In the entries that follow, how many lines contain the word "Hospitalizations"? Answer with the number only.

* begin *

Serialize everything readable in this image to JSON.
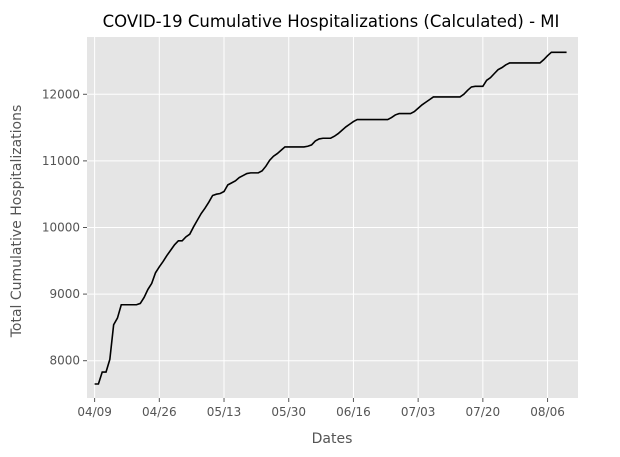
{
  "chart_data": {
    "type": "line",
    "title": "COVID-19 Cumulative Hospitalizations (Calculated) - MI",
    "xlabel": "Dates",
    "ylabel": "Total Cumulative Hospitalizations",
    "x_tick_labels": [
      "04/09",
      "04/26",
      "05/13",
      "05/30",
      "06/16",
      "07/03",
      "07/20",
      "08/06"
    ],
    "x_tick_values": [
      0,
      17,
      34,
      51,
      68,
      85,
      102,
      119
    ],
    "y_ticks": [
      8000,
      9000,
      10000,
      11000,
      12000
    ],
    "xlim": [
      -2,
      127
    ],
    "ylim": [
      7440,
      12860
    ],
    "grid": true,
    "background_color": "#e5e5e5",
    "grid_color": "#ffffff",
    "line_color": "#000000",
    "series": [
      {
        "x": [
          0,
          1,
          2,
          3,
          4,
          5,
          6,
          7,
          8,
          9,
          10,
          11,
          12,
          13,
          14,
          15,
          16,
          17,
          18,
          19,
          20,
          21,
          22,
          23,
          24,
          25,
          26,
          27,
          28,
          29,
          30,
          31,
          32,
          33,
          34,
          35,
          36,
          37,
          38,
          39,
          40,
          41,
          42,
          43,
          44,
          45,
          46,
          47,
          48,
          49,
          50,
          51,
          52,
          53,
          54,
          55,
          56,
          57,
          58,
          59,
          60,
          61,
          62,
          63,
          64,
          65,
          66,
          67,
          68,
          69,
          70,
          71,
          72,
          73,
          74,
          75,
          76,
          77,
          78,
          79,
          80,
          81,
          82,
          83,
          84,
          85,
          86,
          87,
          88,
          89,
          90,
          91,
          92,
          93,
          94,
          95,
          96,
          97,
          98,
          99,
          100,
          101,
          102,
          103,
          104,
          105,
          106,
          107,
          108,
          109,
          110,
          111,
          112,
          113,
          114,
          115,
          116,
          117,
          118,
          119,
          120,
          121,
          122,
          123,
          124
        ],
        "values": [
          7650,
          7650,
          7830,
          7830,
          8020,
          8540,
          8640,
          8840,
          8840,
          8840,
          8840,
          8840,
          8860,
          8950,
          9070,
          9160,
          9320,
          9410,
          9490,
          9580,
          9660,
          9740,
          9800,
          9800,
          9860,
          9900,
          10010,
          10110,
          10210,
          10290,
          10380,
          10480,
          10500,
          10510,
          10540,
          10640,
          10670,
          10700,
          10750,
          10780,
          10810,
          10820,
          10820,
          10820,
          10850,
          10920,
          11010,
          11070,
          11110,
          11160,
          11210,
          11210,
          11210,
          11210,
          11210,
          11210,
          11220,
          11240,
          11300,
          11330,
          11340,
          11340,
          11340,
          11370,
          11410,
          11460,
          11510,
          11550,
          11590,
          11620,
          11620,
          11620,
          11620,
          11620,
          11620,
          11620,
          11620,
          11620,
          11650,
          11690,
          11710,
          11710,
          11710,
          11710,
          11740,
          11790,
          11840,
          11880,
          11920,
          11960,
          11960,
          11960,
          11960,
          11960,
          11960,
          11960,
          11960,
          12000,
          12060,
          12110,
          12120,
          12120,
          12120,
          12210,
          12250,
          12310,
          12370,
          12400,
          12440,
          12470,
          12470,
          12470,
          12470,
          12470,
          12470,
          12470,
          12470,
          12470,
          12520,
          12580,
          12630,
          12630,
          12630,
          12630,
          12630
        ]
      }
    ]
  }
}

* end *

● **SOLVED PROBLEM**: 2